"""
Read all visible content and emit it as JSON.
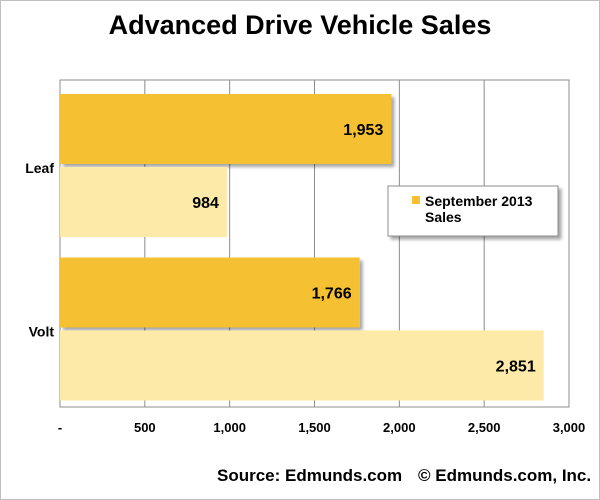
{
  "chart_data": {
    "type": "bar",
    "orientation": "horizontal",
    "title": "Advanced Drive Vehicle Sales",
    "categories": [
      "Leaf",
      "Volt"
    ],
    "series": [
      {
        "name": "September 2013 Sales",
        "values": [
          1953,
          1766
        ],
        "value_labels": [
          "1,953",
          "1,766"
        ],
        "color": "#f5c033"
      },
      {
        "name": "",
        "values": [
          984,
          2851
        ],
        "value_labels": [
          "984",
          "2,851"
        ],
        "color": "#fde9a8"
      }
    ],
    "xlim": [
      0,
      3000
    ],
    "x_ticks": [
      0,
      500,
      1000,
      1500,
      2000,
      2500,
      3000
    ],
    "x_tick_labels": [
      "-",
      "500",
      "1,000",
      "1,500",
      "2,000",
      "2,500",
      "3,000"
    ],
    "grid": true,
    "legend": {
      "position": "right",
      "entries": [
        "September 2013 Sales"
      ],
      "lines": [
        "September 2013",
        "Sales"
      ]
    }
  },
  "footer": {
    "source": "Source: Edmunds.com",
    "copyright": "© Edmunds.com, Inc."
  }
}
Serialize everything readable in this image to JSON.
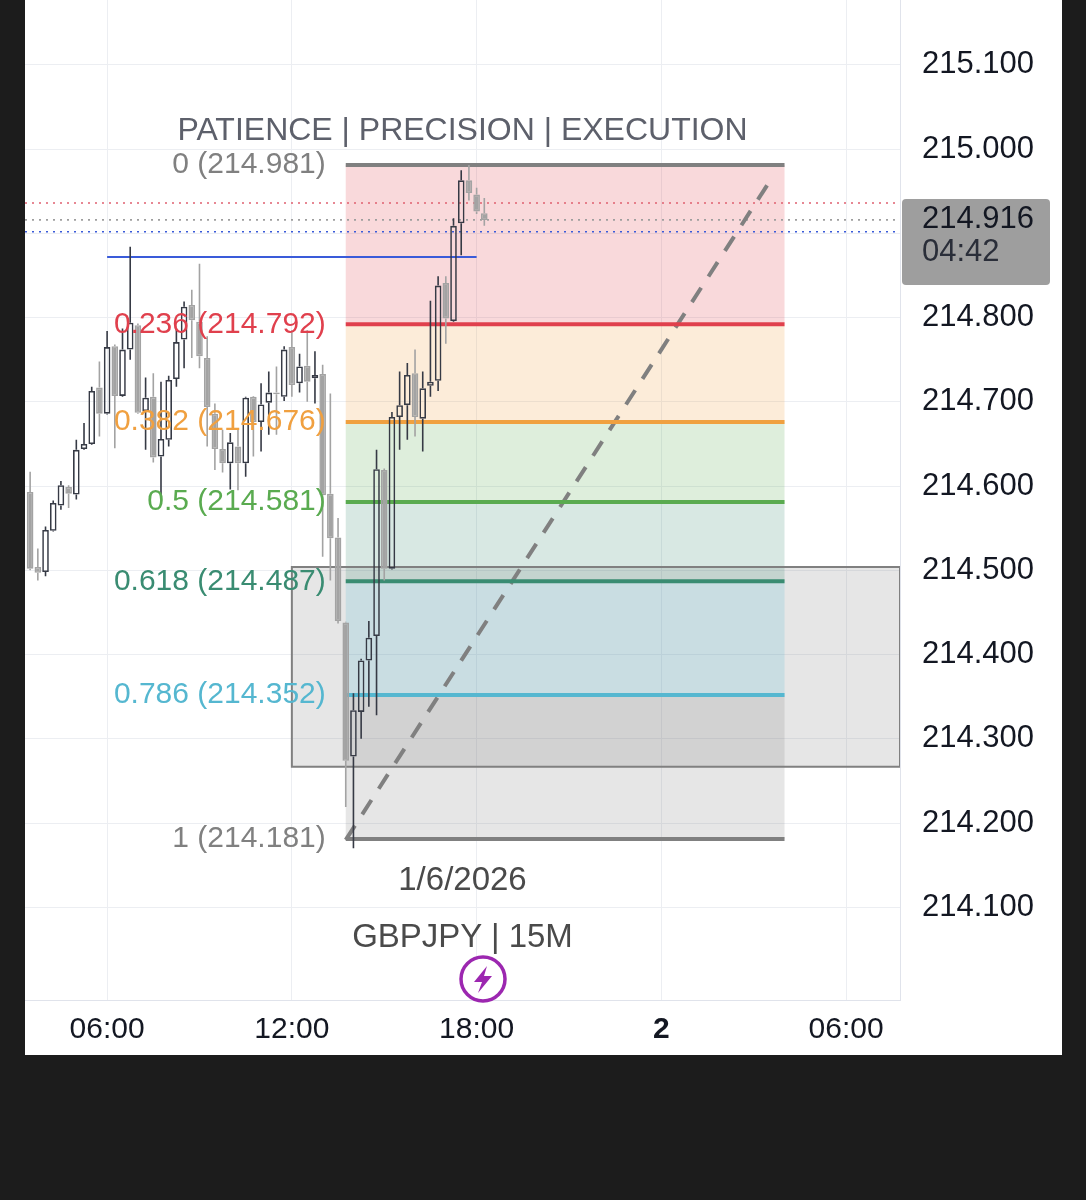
{
  "chart_data": {
    "type": "candlestick",
    "title": "PATIENCE | PRECISION | EXECUTION",
    "annotations": [
      "1/6/2026",
      "GBPJPY | 15M"
    ],
    "x": [
      "2026-06-01T03:30",
      "2026-06-01T03:45",
      "2026-06-01T04:00",
      "2026-06-01T04:15",
      "2026-06-01T04:30",
      "2026-06-01T04:45",
      "2026-06-01T05:00",
      "2026-06-01T05:15",
      "2026-06-01T05:30",
      "2026-06-01T05:45",
      "2026-06-01T06:00",
      "2026-06-01T06:15",
      "2026-06-01T06:30",
      "2026-06-01T06:45",
      "2026-06-01T07:00",
      "2026-06-01T07:15",
      "2026-06-01T07:30",
      "2026-06-01T07:45",
      "2026-06-01T08:00",
      "2026-06-01T08:15",
      "2026-06-01T08:30",
      "2026-06-01T08:45",
      "2026-06-01T09:00",
      "2026-06-01T09:15",
      "2026-06-01T09:30",
      "2026-06-01T09:45",
      "2026-06-01T10:00",
      "2026-06-01T10:15",
      "2026-06-01T10:30",
      "2026-06-01T10:45",
      "2026-06-01T11:00",
      "2026-06-01T11:15",
      "2026-06-01T11:30",
      "2026-06-01T11:45",
      "2026-06-01T12:00",
      "2026-06-01T12:15",
      "2026-06-01T12:30",
      "2026-06-01T12:45",
      "2026-06-01T13:00",
      "2026-06-01T13:15",
      "2026-06-01T13:30",
      "2026-06-01T13:45",
      "2026-06-01T14:00",
      "2026-06-01T14:15",
      "2026-06-01T14:30",
      "2026-06-01T14:45",
      "2026-06-01T15:00",
      "2026-06-01T15:15",
      "2026-06-01T15:30",
      "2026-06-01T15:45",
      "2026-06-01T16:00",
      "2026-06-01T16:15",
      "2026-06-01T16:30",
      "2026-06-01T16:45",
      "2026-06-01T17:00",
      "2026-06-01T17:15",
      "2026-06-01T17:30",
      "2026-06-01T17:45",
      "2026-06-01T18:00",
      "2026-06-01T18:15"
    ],
    "ohlc": [
      [
        214.593,
        214.617,
        214.5,
        214.502
      ],
      [
        214.504,
        214.526,
        214.488,
        214.497
      ],
      [
        214.498,
        214.552,
        214.493,
        214.548
      ],
      [
        214.547,
        214.583,
        214.546,
        214.58
      ],
      [
        214.577,
        214.606,
        214.572,
        214.601
      ],
      [
        214.599,
        214.601,
        214.574,
        214.591
      ],
      [
        214.59,
        214.655,
        214.584,
        214.643
      ],
      [
        214.644,
        214.675,
        214.643,
        214.65
      ],
      [
        214.65,
        214.718,
        214.649,
        214.713
      ],
      [
        214.717,
        214.748,
        214.659,
        214.686
      ],
      [
        214.686,
        214.784,
        214.685,
        214.765
      ],
      [
        214.766,
        214.768,
        214.645,
        214.707
      ],
      [
        214.707,
        214.787,
        214.706,
        214.762
      ],
      [
        214.762,
        214.884,
        214.75,
        214.794
      ],
      [
        214.791,
        214.793,
        214.686,
        214.687
      ],
      [
        214.689,
        214.729,
        214.643,
        214.705
      ],
      [
        214.706,
        214.734,
        214.628,
        214.634
      ],
      [
        214.635,
        214.724,
        214.589,
        214.656
      ],
      [
        214.655,
        214.731,
        214.647,
        214.726
      ],
      [
        214.727,
        214.787,
        214.718,
        214.771
      ],
      [
        214.774,
        214.819,
        214.74,
        214.813
      ],
      [
        214.815,
        214.833,
        214.752,
        214.797
      ],
      [
        214.795,
        214.864,
        214.74,
        214.754
      ],
      [
        214.752,
        214.778,
        214.647,
        214.694
      ],
      [
        214.686,
        214.698,
        214.619,
        214.644
      ],
      [
        214.644,
        214.667,
        214.616,
        214.627
      ],
      [
        214.627,
        214.663,
        214.596,
        214.652
      ],
      [
        214.647,
        214.668,
        214.595,
        214.627
      ],
      [
        214.627,
        214.706,
        214.611,
        214.705
      ],
      [
        214.706,
        214.707,
        214.635,
        214.676
      ],
      [
        214.676,
        214.722,
        214.641,
        214.697
      ],
      [
        214.699,
        214.736,
        214.661,
        214.711
      ],
      [
        214.711,
        214.742,
        214.661,
        214.709
      ],
      [
        214.706,
        214.766,
        214.701,
        214.762
      ],
      [
        214.765,
        214.785,
        214.706,
        214.72
      ],
      [
        214.722,
        214.757,
        214.711,
        214.742
      ],
      [
        214.743,
        214.785,
        214.7,
        214.724
      ],
      [
        214.728,
        214.76,
        214.698,
        214.732
      ],
      [
        214.733,
        214.744,
        214.516,
        214.589
      ],
      [
        214.591,
        214.71,
        214.488,
        214.538
      ],
      [
        214.539,
        214.562,
        214.437,
        214.44
      ],
      [
        214.438,
        214.439,
        214.219,
        214.274
      ],
      [
        214.279,
        214.354,
        214.17,
        214.334
      ],
      [
        214.332,
        214.395,
        214.3,
        214.393
      ],
      [
        214.393,
        214.44,
        214.338,
        214.42
      ],
      [
        214.422,
        214.643,
        214.328,
        214.62
      ],
      [
        214.619,
        214.621,
        214.488,
        214.502
      ],
      [
        214.502,
        214.688,
        214.501,
        214.682
      ],
      [
        214.682,
        214.736,
        214.643,
        214.696
      ],
      [
        214.696,
        214.746,
        214.655,
        214.732
      ],
      [
        214.734,
        214.762,
        214.659,
        214.682
      ],
      [
        214.68,
        214.736,
        214.641,
        214.716
      ],
      [
        214.719,
        214.82,
        214.706,
        214.724
      ],
      [
        214.725,
        214.849,
        214.713,
        214.838
      ],
      [
        214.841,
        214.849,
        214.769,
        214.799
      ],
      [
        214.796,
        214.918,
        214.795,
        214.909
      ],
      [
        214.912,
        214.975,
        214.874,
        214.963
      ],
      [
        214.963,
        214.981,
        214.939,
        214.948
      ],
      [
        214.946,
        214.954,
        214.923,
        214.926
      ],
      [
        214.924,
        214.942,
        214.909,
        214.916
      ]
    ],
    "colors": [
      "#a3a3a3",
      "#a3a3a3",
      "#363a45",
      "#363a45",
      "#363a45",
      "#a3a3a3",
      "#363a45",
      "#363a45",
      "#363a45",
      "#a3a3a3",
      "#363a45",
      "#a3a3a3",
      "#363a45",
      "#363a45",
      "#a3a3a3",
      "#363a45",
      "#a3a3a3",
      "#363a45",
      "#363a45",
      "#363a45",
      "#363a45",
      "#a3a3a3",
      "#a3a3a3",
      "#a3a3a3",
      "#a3a3a3",
      "#a3a3a3",
      "#363a45",
      "#a3a3a3",
      "#363a45",
      "#a3a3a3",
      "#363a45",
      "#363a45",
      "#a3a3a3",
      "#363a45",
      "#a3a3a3",
      "#363a45",
      "#a3a3a3",
      "#363a45",
      "#a3a3a3",
      "#a3a3a3",
      "#a3a3a3",
      "#a3a3a3",
      "#363a45",
      "#363a45",
      "#363a45",
      "#363a45",
      "#a3a3a3",
      "#363a45",
      "#363a45",
      "#363a45",
      "#a3a3a3",
      "#363a45",
      "#363a45",
      "#363a45",
      "#a3a3a3",
      "#363a45",
      "#363a45",
      "#a3a3a3",
      "#a3a3a3",
      "#a3a3a3"
    ],
    "series": [
      {
        "type": "line",
        "x": [
          "2026-06-01T12:00",
          "2026-06-02T07:45"
        ],
        "values": [
          214.504,
          214.504
        ],
        "lower": [
          214.267,
          214.267
        ],
        "upper": [
          214.504,
          214.504
        ],
        "color": "#808080"
      },
      {
        "type": "line",
        "name": "0 (214.981)",
        "x": [
          "2026-06-01T13:45",
          "2026-06-02T04:00"
        ],
        "values": [
          214.981,
          214.981
        ],
        "color": "#808080"
      },
      {
        "type": "line",
        "name": "0.236 (214.792)",
        "x": [
          "2026-06-01T13:45",
          "2026-06-02T04:00"
        ],
        "values": [
          214.792,
          214.792
        ],
        "lower": [
          214.792,
          214.792
        ],
        "upper": [
          214.981,
          214.981
        ],
        "color": "#e0404d"
      },
      {
        "type": "line",
        "name": "0.382 (214.676)",
        "x": [
          "2026-06-01T13:45",
          "2026-06-02T04:00"
        ],
        "values": [
          214.676,
          214.676
        ],
        "lower": [
          214.676,
          214.676
        ],
        "upper": [
          214.792,
          214.792
        ],
        "color": "#f0a040"
      },
      {
        "type": "line",
        "name": "0.5 (214.581)",
        "x": [
          "2026-06-01T13:45",
          "2026-06-02T04:00"
        ],
        "values": [
          214.581,
          214.581
        ],
        "lower": [
          214.581,
          214.581
        ],
        "upper": [
          214.676,
          214.676
        ],
        "color": "#5aab50"
      },
      {
        "type": "line",
        "name": "0.618 (214.487)",
        "x": [
          "2026-06-01T13:45",
          "2026-06-02T04:00"
        ],
        "values": [
          214.487,
          214.487
        ],
        "lower": [
          214.487,
          214.487
        ],
        "upper": [
          214.581,
          214.581
        ],
        "color": "#3a8c72"
      },
      {
        "type": "line",
        "name": "0.786 (214.352)",
        "x": [
          "2026-06-01T13:45",
          "2026-06-02T04:00"
        ],
        "values": [
          214.352,
          214.352
        ],
        "lower": [
          214.352,
          214.352
        ],
        "upper": [
          214.487,
          214.487
        ],
        "color": "#55b7d0"
      },
      {
        "type": "line",
        "name": "1 (214.181)",
        "x": [
          "2026-06-01T13:45",
          "2026-06-02T04:00"
        ],
        "values": [
          214.181,
          214.181
        ],
        "lower": [
          214.181,
          214.181
        ],
        "upper": [
          214.352,
          214.352
        ],
        "color": "#808080"
      },
      {
        "type": "line",
        "x": [
          "2026-06-01T06:00",
          "2026-06-01T18:00"
        ],
        "values": [
          214.872,
          214.872
        ],
        "color": "#3a5bd9"
      },
      {
        "type": "line",
        "x": [
          "2026-06-01T13:45",
          "2026-06-02T03:26"
        ],
        "values": [
          214.18,
          214.957
        ],
        "color": "#808080",
        "line_style": "dashed"
      }
    ],
    "ref_lines": [
      {
        "axis": "y",
        "value": 214.936,
        "color": "#e06070",
        "line_style": "dotted"
      },
      {
        "axis": "y",
        "value": 214.916,
        "label": "214.916\n04:42",
        "color": "#9e9e9e",
        "line_style": "dotted"
      },
      {
        "axis": "y",
        "value": 214.902,
        "color": "#3a5bd9",
        "line_style": "dotted"
      }
    ],
    "xlim": [
      "2026-06-01T03:20",
      "2026-06-02T07:45"
    ],
    "xticks": [
      {
        "value": "2026-06-01T06:00",
        "label": "06:00"
      },
      {
        "value": "2026-06-01T12:00",
        "label": "12:00"
      },
      {
        "value": "2026-06-01T18:00",
        "label": "18:00"
      },
      {
        "value": "2026-06-02T00:00",
        "label": "2"
      },
      {
        "value": "2026-06-02T06:00",
        "label": "06:00"
      }
    ],
    "ylim": [
      213.99,
      215.177
    ],
    "yticks": [
      {
        "value": 214.1,
        "label": "214.100"
      },
      {
        "value": 214.2,
        "label": "214.200"
      },
      {
        "value": 214.3,
        "label": "214.300"
      },
      {
        "value": 214.4,
        "label": "214.400"
      },
      {
        "value": 214.5,
        "label": "214.500"
      },
      {
        "value": 214.6,
        "label": "214.600"
      },
      {
        "value": 214.7,
        "label": "214.700"
      },
      {
        "value": 214.8,
        "label": "214.800"
      },
      {
        "value": 214.9,
        "label": null
      },
      {
        "value": 215,
        "label": "215.000"
      },
      {
        "value": 215.1,
        "label": "215.100"
      }
    ],
    "grid": true
  }
}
"""
▸ **PROBLEM TO SOLVE**: Looking at the records above, say how many lines hold the string "JSON". Write nothing but the number.

▸ **RESULT FOR THIS TASK**: 2